* _Exercícios_
[A] No texto sobre Portugal, que nome se dava a quem tratava dos bigodes?
[B] Atualize o trecho do texto sobre Portugal que começa em "Bandeira_PT.jpg" e termina em "than Portugal itself.", pondo "Lara Croft" no lugar de "Indiana Jones".

* _Texto fornecido_
Portugal (Pronounced Poor-Jew-Girl)

Bandeira_PT.jpg

A melhor entrada de sempre numa plataforma wiki sobre Portugal:

Ancient Way of Life

Ancient portugeese weren't too different from modern ones: men used mustache as soon as they were considered adult. The mustachedresser was called bigodeiro. They used codfish as a weapon. Os Lusíadas, an epic poem by Camões, sings about the Big Codfish War (yes, the poem was actually alive; ergo, it sang;), where Vasco da Gama discovers his ancestors in Neverland and fights against them for possession of the Codfish Mines in Norway. Camões describes fifteen kinds of weapons based on codfish. The most popular kind was undoubtedly the swordfish. Portuguese were also very prosperous people. Portuguese cities were the biggest in the world. Indiana Jones found the ruins of Fatima and concluded that it was bigger than Portugal itself.

Kings and such

Sorry, there have been no kings of Portugal. Portugal has been ruled by Socrates I for time immemorial since anyone can remember.

Trying to usurp the power

Mozart and Beethoven tried to rule Portugal during this period, but they never made it - King Eusebio just wouldn't let them. Wagner came with his gracious Valkyries trying to be king, but the best he could do was to build Portugal's first quality brothel. I got my first job there. Several statues from the latin-greek antiquity tried his luck, but they didn't know that Portuguese people were Latin- and lactose- and bronze- and statue-intolerant (the only intact statue in Portugal is King Eusebio's; all the others have at least a corrosive pigeon shitbomb).

Portugeese expansion

The portugeese people wanted for more women and codfish. They constructed strong and fast ships and traveled all over the world! In one of their travels, they met Galileo, who taught them how to be killed by the Pope. Then they met Napoleon who taught how to be an Italian in France. As if it was not enough, they met Dante Alighieri, who taught them how to frighten by a Divine Comedy. These were quiet profitable learnings, and so the portugeese established secret colonies, which they disguised as codfish traders. There are also rumors that portugeese people were in Mozambique. Kofi Annan tried to steal info from the portugeese, but so far Mozambique is, still, a land to be found. But in all truth it wasn't until some Portugeese king or other married some bird from Lancaster (England) and had a lad called infant Henry did they really discover anything. Oh, and don't forget that Columbus was in fact the bastard half brother of the at the time king of Portugal. He wasn't born in Italy as many would make you believe, but in a little village called Cuba in the southern province of Alentejo.

Publicado por [Chuckie Egg] às junho 24, 2009 09:27 AM

Comentários

Premiozinho para o Spectrum no Activismo de Sofá. Congrats!

[Registos guardados]

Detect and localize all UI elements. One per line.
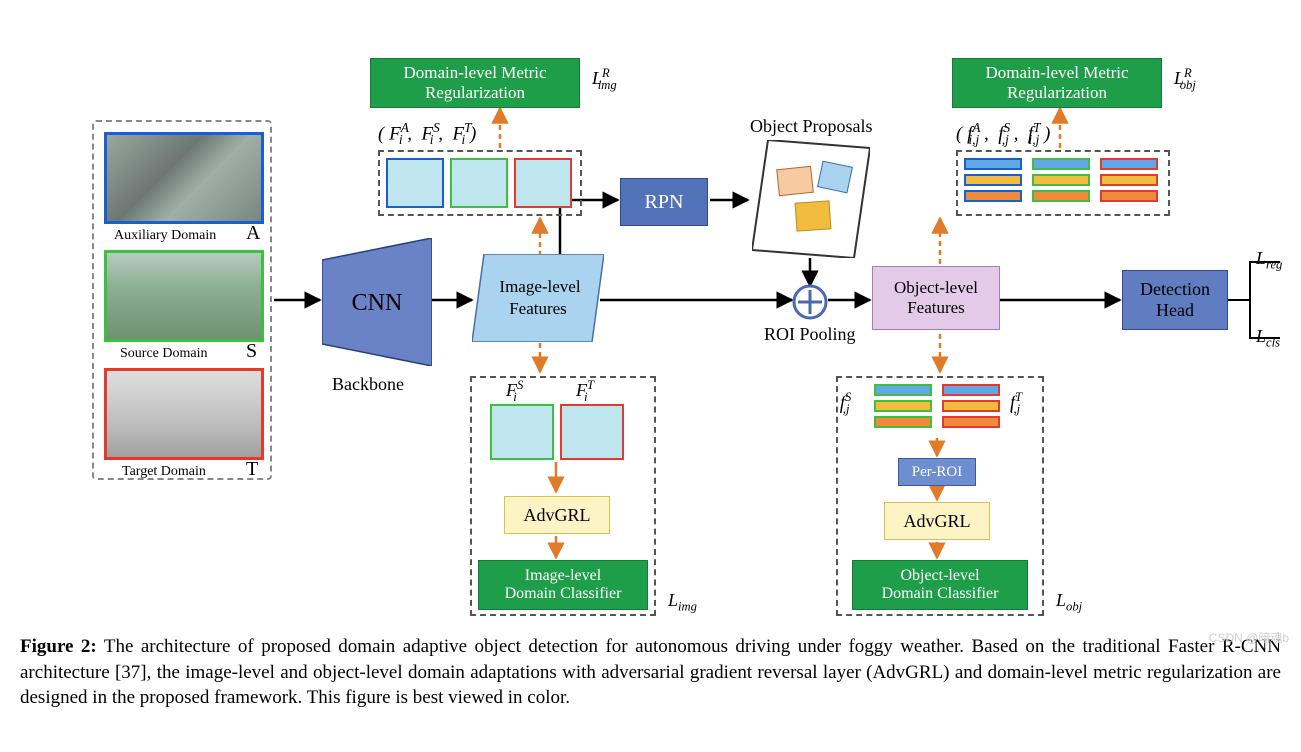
obar-t2 bbox=[1100, 174, 1158, 186]
loss-L-cls: Lcls bbox=[1256, 326, 1280, 351]
fm-aux bbox=[386, 158, 444, 208]
ob-s1 bbox=[874, 384, 932, 396]
figure-caption: Figure 2: The architecture of proposed d… bbox=[0, 630, 1301, 711]
loss-L-obj-R: LRobj bbox=[1174, 66, 1196, 93]
feature-tuple-img: ( FAi , FSi , FTi ) bbox=[378, 120, 476, 148]
obj-branch-fT: fTi,j bbox=[1010, 390, 1020, 417]
fm-tgt bbox=[514, 158, 572, 208]
per-roi: Per-ROI bbox=[898, 458, 976, 486]
svg-text:Image-level: Image-level bbox=[499, 277, 580, 296]
source-domain-letter: S bbox=[246, 340, 257, 363]
auxiliary-domain-image bbox=[104, 132, 264, 224]
backbone-label: Backbone bbox=[332, 374, 404, 395]
source-domain-image bbox=[104, 250, 264, 342]
img-branch-FS: FSi bbox=[506, 378, 517, 405]
detection-head: Detection Head bbox=[1122, 270, 1228, 330]
img-branch-fm-s bbox=[490, 404, 554, 460]
auxiliary-domain-label: Auxiliary Domain bbox=[114, 228, 216, 244]
target-domain-image bbox=[104, 368, 264, 460]
advgrl-img: AdvGRL bbox=[504, 496, 610, 534]
advgrl-obj: AdvGRL bbox=[884, 502, 990, 540]
obj-domain-classifier: Object-level Domain Classifier bbox=[852, 560, 1028, 610]
img-domain-classifier: Image-level Domain Classifier bbox=[478, 560, 648, 610]
loss-L-obj: Lobj bbox=[1056, 590, 1082, 615]
obar-s2 bbox=[1032, 174, 1090, 186]
img-branch-fm-t bbox=[560, 404, 624, 460]
ob-t2 bbox=[942, 400, 1000, 412]
obar-s1 bbox=[1032, 158, 1090, 170]
cnn-text: CNN bbox=[352, 290, 403, 316]
obar-a1 bbox=[964, 158, 1022, 170]
img-branch-FT: FTi bbox=[576, 378, 588, 405]
obar-t3 bbox=[1100, 190, 1158, 202]
loss-L-reg: Lreg bbox=[1256, 248, 1282, 273]
svg-text:Features: Features bbox=[509, 299, 567, 318]
roi-pooling-plus bbox=[792, 284, 828, 320]
obar-s3 bbox=[1032, 190, 1090, 202]
caption-prefix: Figure 2: bbox=[20, 636, 97, 657]
watermark: CSDN @暗魂b bbox=[1209, 629, 1289, 646]
obar-t1 bbox=[1100, 158, 1158, 170]
ob-t3 bbox=[942, 416, 1000, 428]
loss-L-img: Limg bbox=[668, 590, 697, 615]
fm-src bbox=[450, 158, 508, 208]
obar-a2 bbox=[964, 174, 1022, 186]
input-domains-panel: Auxiliary Domain A Source Domain S Targe… bbox=[92, 120, 272, 480]
dmr-object: Domain-level Metric Regularization bbox=[952, 58, 1162, 108]
obar-a3 bbox=[964, 190, 1022, 202]
ob-t1 bbox=[942, 384, 1000, 396]
object-proposals-box bbox=[752, 140, 870, 258]
source-domain-label: Source Domain bbox=[120, 346, 207, 362]
ob-s2 bbox=[874, 400, 932, 412]
target-domain-label: Target Domain bbox=[122, 464, 206, 480]
roi-pooling-label: ROI Pooling bbox=[764, 324, 856, 345]
auxiliary-domain-letter: A bbox=[246, 222, 260, 245]
architecture-diagram: Auxiliary Domain A Source Domain S Targe… bbox=[0, 0, 1301, 630]
cnn-backbone: CNN bbox=[322, 238, 432, 366]
image-level-features: Image-level Features bbox=[472, 254, 604, 342]
rpn-block: RPN bbox=[620, 178, 708, 226]
obj-branch-fS: fSi,j bbox=[840, 390, 849, 417]
loss-L-img-R: LRimg bbox=[592, 66, 617, 93]
ob-s3 bbox=[874, 416, 932, 428]
object-level-features: Object-level Features bbox=[872, 266, 1000, 330]
caption-body: The architecture of proposed domain adap… bbox=[20, 636, 1281, 708]
target-domain-letter: T bbox=[246, 458, 258, 481]
object-proposals-label: Object Proposals bbox=[750, 116, 872, 137]
dmr-image: Domain-level Metric Regularization bbox=[370, 58, 580, 108]
feature-tuple-obj: ( fAi,j , fSi,j , fTi,j ) bbox=[956, 120, 1050, 148]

* _Respostas_
[A] Bigodeiro.

[B]
Bandeira_PT.jpg

A melhor entrada de sempre numa plataforma wiki sobre Portugal:

Ancient Way of Life

Ancient portugeese weren't too different from modern ones: men used mustache as soon as they were considered adult. The mustachedresser was called bigodeiro. They used codfish as a weapon. Os Lusíadas, an epic poem by Camões, sings about the Big Codfish War (yes, the poem was actually alive; ergo, it sang;), where Vasco da Gama discovers his ancestors in Neverland and fights against them for possession of the Codfish Mines in Norway. Camões describes fifteen kinds of weapons based on codfish. The most popular kind was undoubtedly the swordfish. Portuguese were also very prosperous people. Portuguese cities were the biggest in the world. Lara Croft found the ruins of Fatima and concluded that it was bigger than Portugal itself.